The exercise: Please retype the portion of the executive order review passage below that falls between "E. Executive Order" and "do not apply.", inclusive, word for word.

Passage provided:
******

E. Executive Order 13084

This NPRM has been analyzed under principles and criteria contained in Executive Order 13084 (“Consultation and Coordination with Indian Tribal Governments”). Because this NPRM does not significantly or uniquely affect communities of Indian tribal governments and does not impose substantial direct compliance costs, the funding and consultation requirements of Executive Order 13084 do not apply.

F. Executive Order 13132

PHMSA analyzed this NPRM under the principles and criteria contained in Executive Order 13132 (Federalism). PHMSA issues pipeline safety regulations applicable to interstate and intrastate pipelines. The requirements in this proposed rule apply to operators of distribution pipeline systems, primarily intrastate pipeline systems. Under 49 U.S.C. 60105, PHMSA cedes authority to enforce safety standards on intrastate pipeline facilities to a certified State authority. Thus, State pipeline safety regulatory agencies will be the primary enforcer of these safety requirements. Although some States have additional requirements that address IM issues, no State requires its distribution operators to have comprehensive IM programs similar to what we are proposing. Under 49 U.S.C. 60107, PHMSA gives participating States grant money to carry out their pipeline safety enforcement programs. Although some States choose not to participate in the pipeline safety grant program, every State has the option to participate. This grant money is used to defray added safety program costs incurred by enforcing the proposed requirements. We expect to increase money available to help States.

******

Data excerpt:
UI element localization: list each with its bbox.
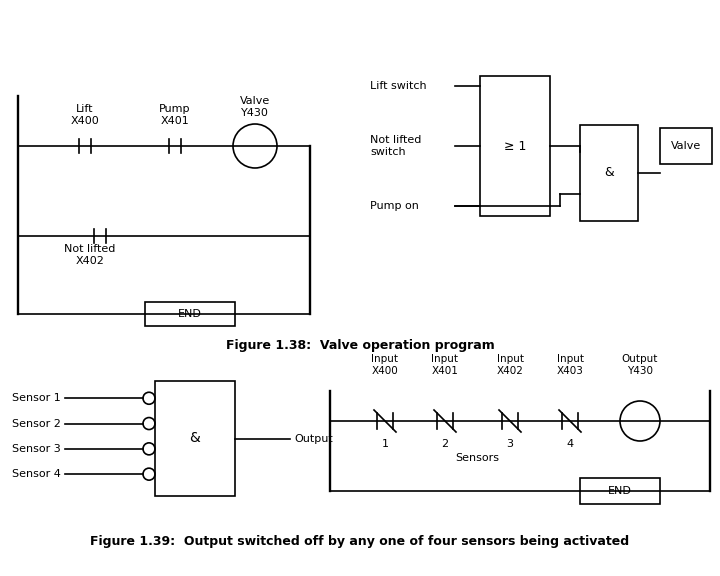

******

Task result:
E. Executive Order 13084

This NPRM has been analyzed under principles and criteria contained in Executive Order 13084 (“Consultation and Coordination with Indian Tribal Governments”). Because this NPRM does not significantly or uniquely affect communities of Indian tribal governments and does not impose substantial direct compliance costs, the funding and consultation requirements of Executive Order 13084 do not apply.